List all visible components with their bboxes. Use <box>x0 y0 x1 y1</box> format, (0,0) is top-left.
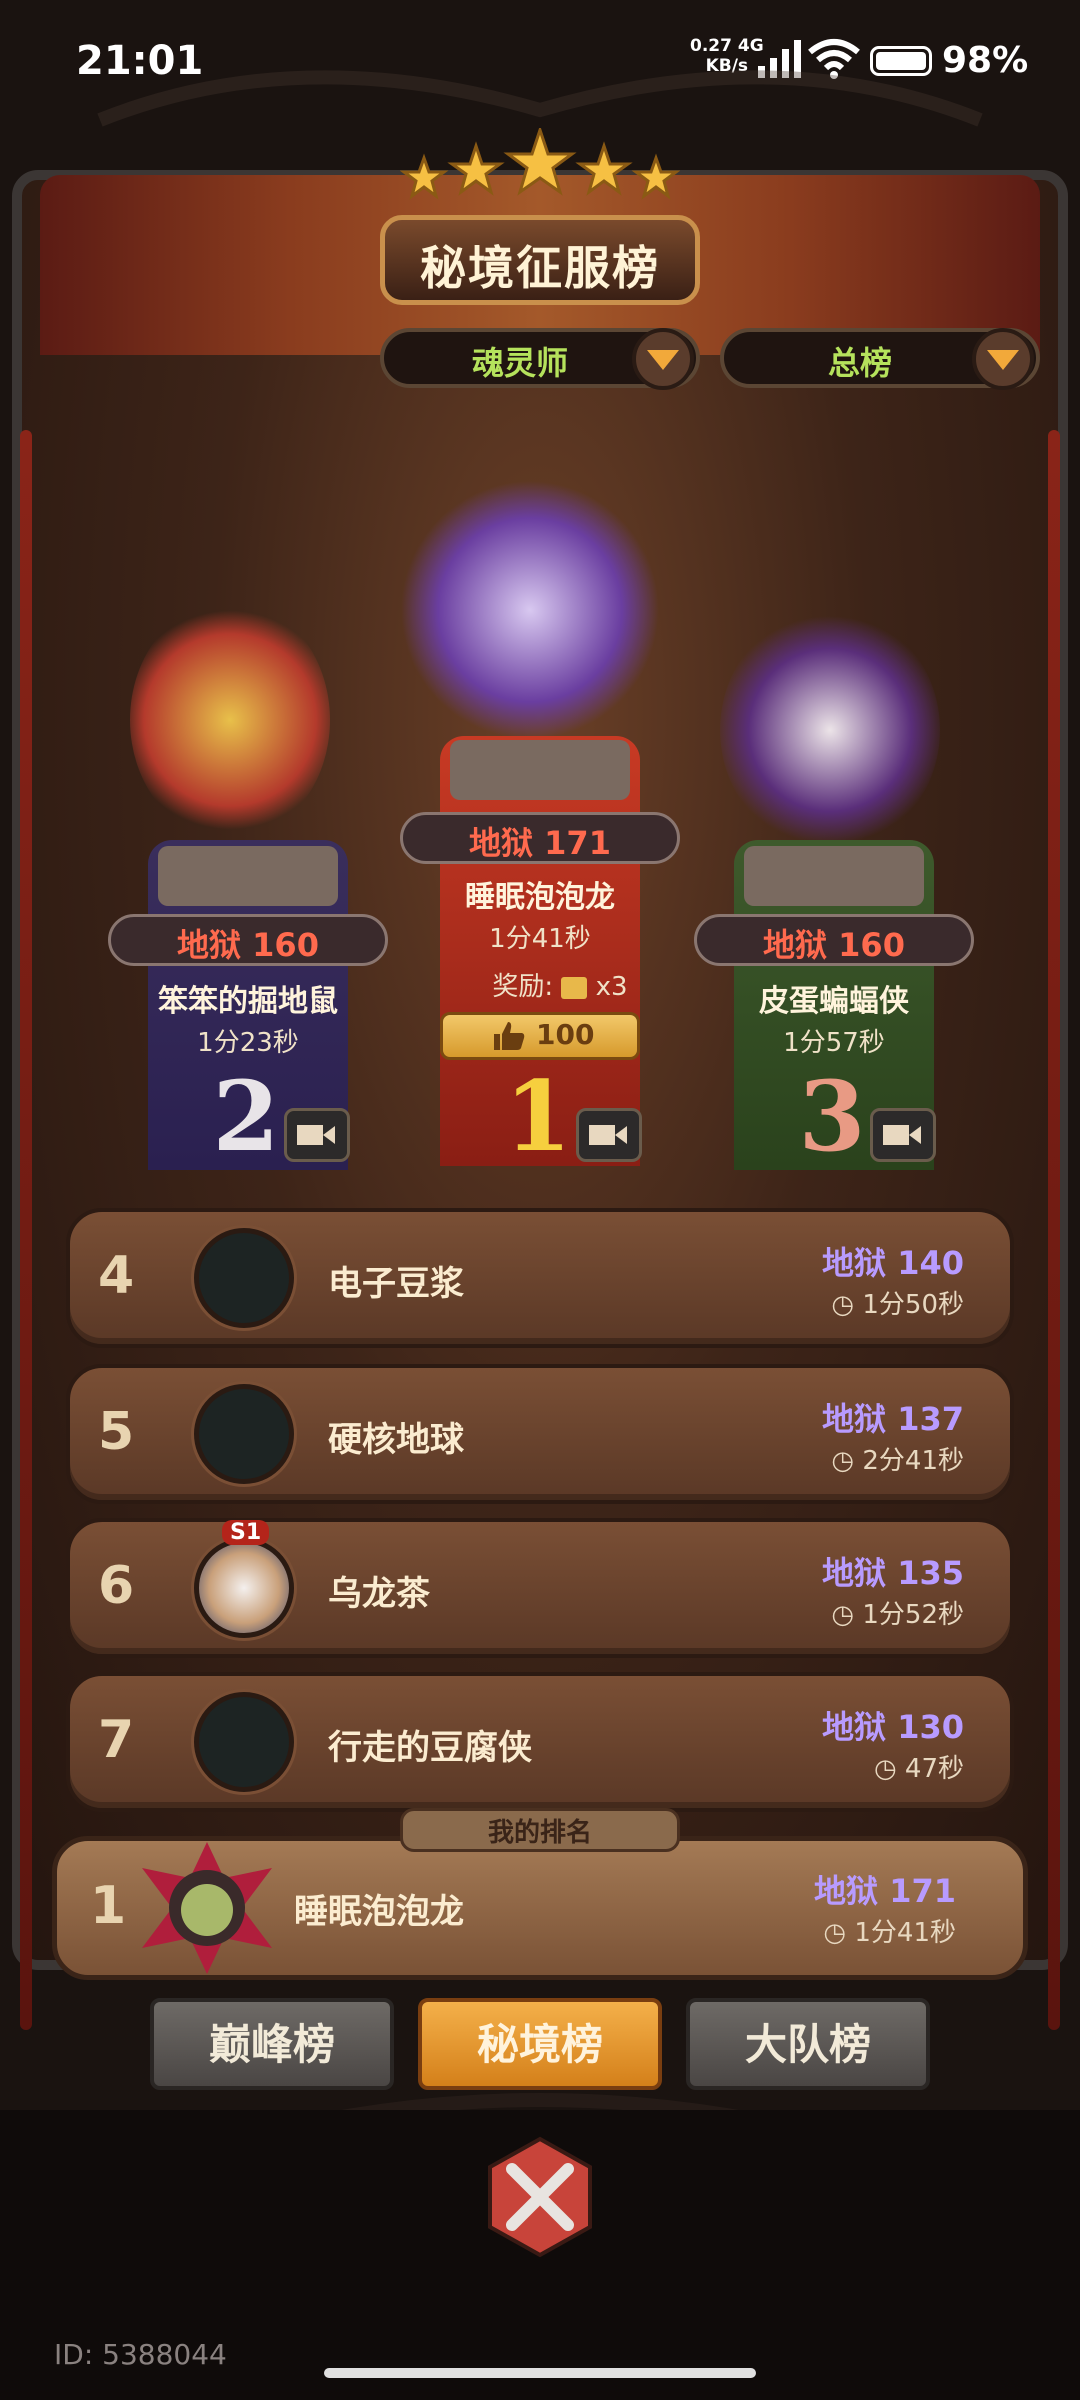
video-camera-icon <box>589 1125 627 1145</box>
stars-rating <box>400 128 680 200</box>
right-rail <box>1048 430 1060 2030</box>
treasure-chest-icon <box>561 976 588 999</box>
row-time-value: 2分41秒 <box>862 1446 964 1476</box>
thumbs-up-icon <box>494 1022 525 1050</box>
podium-1-level: 地狱 171 <box>469 824 611 862</box>
row-rank: 5 <box>98 1402 135 1462</box>
row-player-name: 乌龙茶 <box>328 1574 430 1614</box>
clock-icon: ◷ <box>831 1600 863 1630</box>
player-id: ID: 5388044 <box>54 2338 227 2371</box>
row-player-name: 硬核地球 <box>328 1420 464 1460</box>
my-time: ◷ 1分41秒 <box>700 1912 956 1949</box>
avatar[interactable] <box>194 1228 294 1328</box>
podium-1-top <box>450 740 630 800</box>
podium-3-replay-button[interactable] <box>870 1108 936 1162</box>
player-2-character[interactable] <box>130 600 330 840</box>
like-count: 100 <box>536 1018 595 1051</box>
podium-3-time: 1分57秒 <box>783 1028 885 1058</box>
row-time: ◷ 1分50秒 <box>700 1284 964 1321</box>
row-score: 地狱 135 <box>822 1554 964 1592</box>
podium-1-reward[interactable]: 奖励: x3 <box>460 966 660 1006</box>
podium-3-name: 皮蛋蝙蝠侠 <box>759 984 909 1019</box>
my-player-name: 睡眠泡泡龙 <box>294 1892 464 1932</box>
player-3-character[interactable] <box>720 610 940 850</box>
page-title: 秘境征服榜 <box>420 241 660 295</box>
tab-peak[interactable]: 巅峰榜 <box>150 1998 394 2090</box>
row-time: ◷ 1分52秒 <box>700 1594 964 1631</box>
podium-1-name: 睡眠泡泡龙 <box>465 880 615 915</box>
row-rank: 6 <box>98 1556 135 1616</box>
video-camera-icon <box>883 1125 921 1145</box>
podium-1-replay-button[interactable] <box>576 1108 642 1162</box>
podium-2-replay-button[interactable] <box>284 1108 350 1162</box>
my-time-value: 1分41秒 <box>854 1918 956 1948</box>
podium-2-level: 地狱 160 <box>177 926 319 964</box>
chevron-down-icon <box>647 350 679 370</box>
row-score: 地狱 130 <box>822 1708 964 1746</box>
row-rank: 4 <box>98 1246 135 1306</box>
podium-3-level: 地狱 160 <box>763 926 905 964</box>
left-rail <box>20 430 32 2030</box>
podium-2-time: 1分23秒 <box>197 1028 299 1058</box>
clock-icon: ◷ <box>831 1446 863 1476</box>
my-avatar[interactable] <box>132 1838 282 1978</box>
my-rank-label: 我的排名 <box>487 1818 592 1848</box>
row-score: 地狱 140 <box>822 1244 964 1282</box>
player-1-character[interactable] <box>400 480 660 740</box>
podium-2-name: 笨笨的掘地鼠 <box>158 984 338 1019</box>
row-score: 地狱 137 <box>822 1400 964 1438</box>
class-filter-label: 魂灵师 <box>471 344 568 382</box>
clock-icon: ◷ <box>823 1918 855 1948</box>
tab-secret-realm[interactable]: 秘境榜 <box>418 1998 662 2090</box>
podium-2-top <box>158 846 338 906</box>
podium-2-rank: 2 <box>212 1060 280 1173</box>
row-time: ◷ 2分41秒 <box>700 1440 964 1477</box>
podium-3-rank: 3 <box>798 1060 866 1173</box>
my-rank-number: 1 <box>90 1876 127 1936</box>
row-player-name: 行走的豆腐侠 <box>328 1728 532 1768</box>
podium-3-top <box>744 846 924 906</box>
row-player-name: 电子豆浆 <box>328 1264 464 1304</box>
reward-label: 奖励: <box>492 972 554 1002</box>
board-filter-label: 总榜 <box>827 344 892 382</box>
row-time-value: 47秒 <box>904 1754 964 1784</box>
podium-1-rank: 1 <box>504 1060 572 1173</box>
podium-1-time: 1分41秒 <box>489 924 591 954</box>
home-indicator[interactable] <box>324 2368 756 2378</box>
close-icon[interactable] <box>478 2135 602 2259</box>
my-score: 地狱 171 <box>814 1872 956 1910</box>
avatar[interactable] <box>194 1384 294 1484</box>
tab-team[interactable]: 大队榜 <box>686 1998 930 2090</box>
row-time-value: 1分50秒 <box>862 1290 964 1320</box>
row-time: ◷ 47秒 <box>700 1748 964 1785</box>
avatar[interactable] <box>194 1538 294 1638</box>
clock-icon: ◷ <box>831 1290 863 1320</box>
reward-count: x3 <box>595 972 628 1002</box>
avatar[interactable] <box>194 1692 294 1792</box>
row-rank: 7 <box>98 1710 135 1770</box>
season-badge: S1 <box>222 1520 270 1545</box>
video-camera-icon <box>297 1125 335 1145</box>
chevron-down-icon <box>987 350 1019 370</box>
row-time-value: 1分52秒 <box>862 1600 964 1630</box>
clock-icon: ◷ <box>873 1754 905 1784</box>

Work instructions – Copy each entry above verbatim, keeping its original wording and line order. Leave out the pictures.

Full output –
List all visible components with their bboxes. Use <box>x0 y0 x1 y1</box> format, (0,0) is top-left.
video-camera-icon <box>589 1125 627 1145</box>
stars-rating <box>400 128 680 200</box>
right-rail <box>1048 430 1060 2030</box>
treasure-chest-icon <box>561 976 588 999</box>
row-time-value: 2分41秒 <box>862 1446 964 1476</box>
thumbs-up-icon <box>494 1022 525 1050</box>
podium-1-level: 地狱 171 <box>469 824 611 862</box>
row-rank: 5 <box>98 1402 135 1462</box>
row-player-name: 乌龙茶 <box>328 1574 430 1614</box>
clock-icon: ◷ <box>831 1600 863 1630</box>
player-id: ID: 5388044 <box>54 2338 227 2371</box>
row-player-name: 硬核地球 <box>328 1420 464 1460</box>
my-time: ◷ 1分41秒 <box>700 1912 956 1949</box>
avatar[interactable] <box>194 1228 294 1328</box>
podium-1-top <box>450 740 630 800</box>
podium-3-replay-button[interactable] <box>870 1108 936 1162</box>
player-2-character[interactable] <box>130 600 330 840</box>
like-count: 100 <box>536 1018 595 1051</box>
podium-3-time: 1分57秒 <box>783 1028 885 1058</box>
row-time: ◷ 1分50秒 <box>700 1284 964 1321</box>
row-score: 地狱 135 <box>822 1554 964 1592</box>
podium-1-reward[interactable]: 奖励: x3 <box>460 966 660 1006</box>
podium-3-name: 皮蛋蝙蝠侠 <box>759 984 909 1019</box>
my-player-name: 睡眠泡泡龙 <box>294 1892 464 1932</box>
player-3-character[interactable] <box>720 610 940 850</box>
page-title: 秘境征服榜 <box>420 241 660 295</box>
tab-peak[interactable]: 巅峰榜 <box>150 1998 394 2090</box>
row-time: ◷ 1分52秒 <box>700 1594 964 1631</box>
podium-1-name: 睡眠泡泡龙 <box>465 880 615 915</box>
row-rank: 6 <box>98 1556 135 1616</box>
video-camera-icon <box>883 1125 921 1145</box>
podium-1-replay-button[interactable] <box>576 1108 642 1162</box>
podium-2-replay-button[interactable] <box>284 1108 350 1162</box>
my-time-value: 1分41秒 <box>854 1918 956 1948</box>
podium-2-level: 地狱 160 <box>177 926 319 964</box>
chevron-down-icon <box>647 350 679 370</box>
row-score: 地狱 130 <box>822 1708 964 1746</box>
row-rank: 4 <box>98 1246 135 1306</box>
podium-3-level: 地狱 160 <box>763 926 905 964</box>
left-rail <box>20 430 32 2030</box>
podium-2-time: 1分23秒 <box>197 1028 299 1058</box>
clock-icon: ◷ <box>831 1446 863 1476</box>
my-avatar[interactable] <box>132 1838 282 1978</box>
my-rank-label: 我的排名 <box>487 1818 592 1848</box>
row-score: 地狱 140 <box>822 1244 964 1282</box>
player-1-character[interactable] <box>400 480 660 740</box>
podium-2-name: 笨笨的掘地鼠 <box>158 984 338 1019</box>
row-score: 地狱 137 <box>822 1400 964 1438</box>
class-filter-label: 魂灵师 <box>471 344 568 382</box>
clock-icon: ◷ <box>823 1918 855 1948</box>
tab-secret-realm[interactable]: 秘境榜 <box>418 1998 662 2090</box>
podium-2-top <box>158 846 338 906</box>
podium-2-rank: 2 <box>212 1060 280 1173</box>
row-time: ◷ 2分41秒 <box>700 1440 964 1477</box>
podium-3-rank: 3 <box>798 1060 866 1173</box>
my-rank-number: 1 <box>90 1876 127 1936</box>
row-player-name: 行走的豆腐侠 <box>328 1728 532 1768</box>
podium-3-top <box>744 846 924 906</box>
row-player-name: 电子豆浆 <box>328 1264 464 1304</box>
reward-label: 奖励: <box>492 972 554 1002</box>
board-filter-label: 总榜 <box>827 344 892 382</box>
row-time-value: 47秒 <box>904 1754 964 1784</box>
podium-1-rank: 1 <box>504 1060 572 1173</box>
podium-1-time: 1分41秒 <box>489 924 591 954</box>
home-indicator[interactable] <box>324 2368 756 2378</box>
close-icon[interactable] <box>478 2135 602 2259</box>
my-score: 地狱 171 <box>814 1872 956 1910</box>
avatar[interactable] <box>194 1384 294 1484</box>
tab-team[interactable]: 大队榜 <box>686 1998 930 2090</box>
row-time-value: 1分50秒 <box>862 1290 964 1320</box>
row-time: ◷ 47秒 <box>700 1748 964 1785</box>
avatar[interactable] <box>194 1538 294 1638</box>
clock-icon: ◷ <box>831 1290 863 1320</box>
reward-count: x3 <box>595 972 628 1002</box>
avatar[interactable] <box>194 1692 294 1792</box>
row-rank: 7 <box>98 1710 135 1770</box>
season-badge: S1 <box>222 1520 270 1545</box>
video-camera-icon <box>297 1125 335 1145</box>
chevron-down-icon <box>987 350 1019 370</box>
row-time-value: 1分52秒 <box>862 1600 964 1630</box>
clock-icon: ◷ <box>873 1754 905 1784</box>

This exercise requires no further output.